### Exercise prompt
Read the listing below and copy out every line that holds "title".

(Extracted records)
#####
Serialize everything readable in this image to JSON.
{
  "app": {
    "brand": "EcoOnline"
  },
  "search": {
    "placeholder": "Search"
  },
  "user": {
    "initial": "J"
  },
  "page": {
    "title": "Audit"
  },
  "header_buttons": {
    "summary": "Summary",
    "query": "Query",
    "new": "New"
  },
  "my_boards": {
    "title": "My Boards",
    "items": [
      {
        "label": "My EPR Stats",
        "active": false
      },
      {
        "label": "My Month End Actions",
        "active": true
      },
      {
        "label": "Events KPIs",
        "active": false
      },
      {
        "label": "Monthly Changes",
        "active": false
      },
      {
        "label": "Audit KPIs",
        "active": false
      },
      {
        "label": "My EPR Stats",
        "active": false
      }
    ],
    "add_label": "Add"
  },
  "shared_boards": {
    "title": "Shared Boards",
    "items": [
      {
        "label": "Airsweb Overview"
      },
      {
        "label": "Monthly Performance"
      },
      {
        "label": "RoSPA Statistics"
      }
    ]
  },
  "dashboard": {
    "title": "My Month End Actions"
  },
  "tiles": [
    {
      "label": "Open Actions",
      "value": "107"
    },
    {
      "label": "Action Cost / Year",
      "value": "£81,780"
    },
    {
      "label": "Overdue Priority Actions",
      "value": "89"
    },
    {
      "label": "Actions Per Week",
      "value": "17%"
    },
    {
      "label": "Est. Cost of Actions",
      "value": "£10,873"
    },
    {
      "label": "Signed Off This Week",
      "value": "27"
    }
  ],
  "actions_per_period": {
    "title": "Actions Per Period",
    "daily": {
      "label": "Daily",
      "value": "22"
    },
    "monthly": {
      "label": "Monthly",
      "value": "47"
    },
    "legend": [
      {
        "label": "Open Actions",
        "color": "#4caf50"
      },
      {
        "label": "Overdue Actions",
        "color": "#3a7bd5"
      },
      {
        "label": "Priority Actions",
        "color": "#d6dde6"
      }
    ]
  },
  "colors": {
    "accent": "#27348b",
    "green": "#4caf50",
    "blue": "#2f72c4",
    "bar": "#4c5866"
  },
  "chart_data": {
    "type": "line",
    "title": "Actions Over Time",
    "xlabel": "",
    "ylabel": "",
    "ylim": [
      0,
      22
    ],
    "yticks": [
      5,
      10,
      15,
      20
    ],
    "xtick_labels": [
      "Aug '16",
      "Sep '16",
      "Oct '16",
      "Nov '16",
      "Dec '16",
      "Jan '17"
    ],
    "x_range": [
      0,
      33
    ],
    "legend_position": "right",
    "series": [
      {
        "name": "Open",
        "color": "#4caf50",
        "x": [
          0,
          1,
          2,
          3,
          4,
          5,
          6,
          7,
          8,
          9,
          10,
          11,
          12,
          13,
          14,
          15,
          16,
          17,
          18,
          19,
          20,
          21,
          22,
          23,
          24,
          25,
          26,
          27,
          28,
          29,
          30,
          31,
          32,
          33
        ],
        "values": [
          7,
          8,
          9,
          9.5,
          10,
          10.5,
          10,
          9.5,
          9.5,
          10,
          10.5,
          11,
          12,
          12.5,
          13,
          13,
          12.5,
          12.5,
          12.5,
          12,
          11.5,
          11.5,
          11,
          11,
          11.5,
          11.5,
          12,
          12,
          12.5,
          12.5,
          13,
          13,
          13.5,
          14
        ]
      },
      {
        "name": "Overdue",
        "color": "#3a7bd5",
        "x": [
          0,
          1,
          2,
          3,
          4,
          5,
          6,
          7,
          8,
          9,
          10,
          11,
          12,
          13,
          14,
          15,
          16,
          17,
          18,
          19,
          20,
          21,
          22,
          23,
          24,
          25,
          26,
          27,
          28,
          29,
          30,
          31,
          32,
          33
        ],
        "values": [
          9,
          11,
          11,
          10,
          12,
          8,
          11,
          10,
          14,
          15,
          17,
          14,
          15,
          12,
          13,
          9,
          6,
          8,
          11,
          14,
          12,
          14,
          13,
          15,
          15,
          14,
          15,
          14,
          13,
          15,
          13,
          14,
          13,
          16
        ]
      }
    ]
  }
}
#####
### Result of this exercise
    "title": "Audit"
    "title": "My Boards",
    "title": "Shared Boards",
    "title": "My Month End Actions"
    "title": "Actions Per Period",
    "title": "Actions Over Time",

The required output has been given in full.